### STORED DATA
— Begin —
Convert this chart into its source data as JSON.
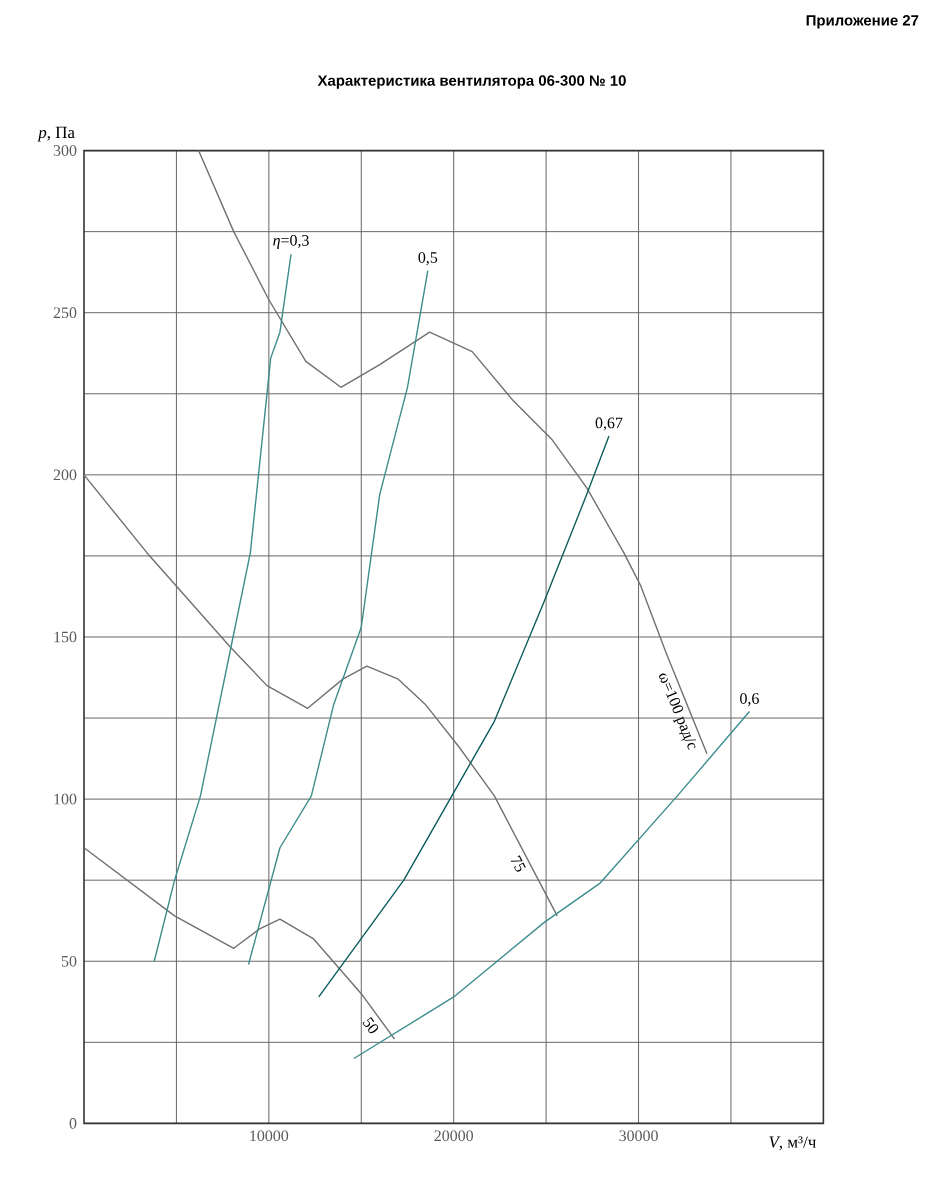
{
  "chart_data": {
    "type": "line",
    "title": "Характеристика вентилятора 06-300 № 10",
    "xlabel": "*V*, м³/ч",
    "ylabel": "*p*, Па",
    "xlim": [
      0,
      40000
    ],
    "ylim": [
      0,
      300
    ],
    "xticks": [
      {
        "value": 5000,
        "label": null
      },
      10000,
      {
        "value": 15000,
        "label": null
      },
      20000,
      {
        "value": 25000,
        "label": null
      },
      30000,
      {
        "value": 35000,
        "label": null
      }
    ],
    "yticks": [
      0,
      {
        "value": 25,
        "label": null
      },
      50,
      {
        "value": 75,
        "label": null
      },
      100,
      {
        "value": 125,
        "label": null
      },
      150,
      {
        "value": 175,
        "label": null
      },
      200,
      {
        "value": 225,
        "label": null
      },
      250,
      {
        "value": 275,
        "label": null
      },
      300
    ],
    "grid": true,
    "series": [
      {
        "name": "ω=100 рад/с",
        "color": "#707070",
        "x": [
          6200,
          8100,
          10000,
          12000,
          13900,
          16000,
          18700,
          21000,
          23200,
          25300,
          27200,
          29200,
          30100,
          31500,
          33700
        ],
        "values": [
          300,
          275,
          254,
          235,
          227,
          234,
          244,
          238,
          223,
          211,
          196,
          176,
          166,
          145,
          114
        ]
      },
      {
        "name": "75",
        "color": "#707070",
        "x": [
          0,
          3400,
          7900,
          9900,
          12100,
          14000,
          15300,
          17000,
          18500,
          20300,
          22200,
          25600
        ],
        "values": [
          200,
          176,
          147,
          135,
          128,
          137,
          141,
          137,
          129,
          116,
          101,
          64
        ]
      },
      {
        "name": "50",
        "color": "#707070",
        "x": [
          0,
          4900,
          8100,
          9500,
          10600,
          12400,
          15000,
          16800
        ],
        "values": [
          85,
          64,
          54,
          60,
          63,
          57,
          40,
          26
        ]
      },
      {
        "name": "*η*=0,3",
        "color": "#3d8c8c",
        "x": [
          3800,
          4900,
          6300,
          8100,
          9000,
          10100,
          10600,
          11200
        ],
        "values": [
          50,
          75,
          101,
          151,
          176,
          236,
          244,
          268
        ]
      },
      {
        "name": "0,5",
        "color": "#3d8c8c",
        "x": [
          8900,
          10600,
          12300,
          13500,
          15000,
          16000,
          17500,
          18600
        ],
        "values": [
          49,
          85,
          101,
          129,
          153,
          194,
          227,
          263
        ]
      },
      {
        "name": "0,67",
        "color": "#0d5c5c",
        "x": [
          12700,
          15000,
          17300,
          20000,
          20900,
          22200,
          24900,
          27200,
          28400
        ],
        "values": [
          39,
          57,
          75,
          102,
          111,
          124,
          161,
          194,
          212
        ]
      },
      {
        "name": "0,6",
        "color": "#3d8c8c",
        "x": [
          14600,
          20000,
          24900,
          27900,
          32100,
          36000
        ],
        "values": [
          20,
          39,
          62,
          74,
          101,
          127
        ]
      }
    ],
    "annotations": [
      "Приложение 27"
    ]
  }
}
— End —
### OBJECTIVE
Return each line that includes "name".

### SOLUTION
        "name": "ω=100 рад/с",
        "name": "75",
        "name": "50",
        "name": "*η*=0,3",
        "name": "0,5",
        "name": "0,67",
        "name": "0,6",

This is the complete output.